Aim
Identify the lines that contain the word "using", then copy them.

════════════════

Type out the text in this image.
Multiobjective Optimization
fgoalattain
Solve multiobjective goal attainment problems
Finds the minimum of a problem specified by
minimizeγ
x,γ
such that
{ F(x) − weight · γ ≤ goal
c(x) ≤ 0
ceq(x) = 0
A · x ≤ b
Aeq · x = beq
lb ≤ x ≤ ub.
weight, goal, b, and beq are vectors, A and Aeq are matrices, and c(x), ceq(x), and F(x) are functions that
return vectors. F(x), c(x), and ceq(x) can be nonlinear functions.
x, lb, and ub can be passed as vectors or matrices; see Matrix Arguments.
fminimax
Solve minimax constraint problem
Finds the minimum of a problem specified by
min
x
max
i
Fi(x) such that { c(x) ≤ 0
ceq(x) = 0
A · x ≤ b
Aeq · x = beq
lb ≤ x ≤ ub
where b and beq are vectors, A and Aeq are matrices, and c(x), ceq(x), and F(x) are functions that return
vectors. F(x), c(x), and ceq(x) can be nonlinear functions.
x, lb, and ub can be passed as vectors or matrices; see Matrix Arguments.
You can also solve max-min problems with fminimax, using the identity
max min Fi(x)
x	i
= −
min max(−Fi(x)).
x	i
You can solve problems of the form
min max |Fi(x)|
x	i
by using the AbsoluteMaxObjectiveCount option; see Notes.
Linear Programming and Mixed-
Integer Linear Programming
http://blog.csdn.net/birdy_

════════════════

Solution for this exercise
You can also solve max-min problems with fminimax, using the identity
by using the AbsoluteMaxObjectiveCount option; see Notes.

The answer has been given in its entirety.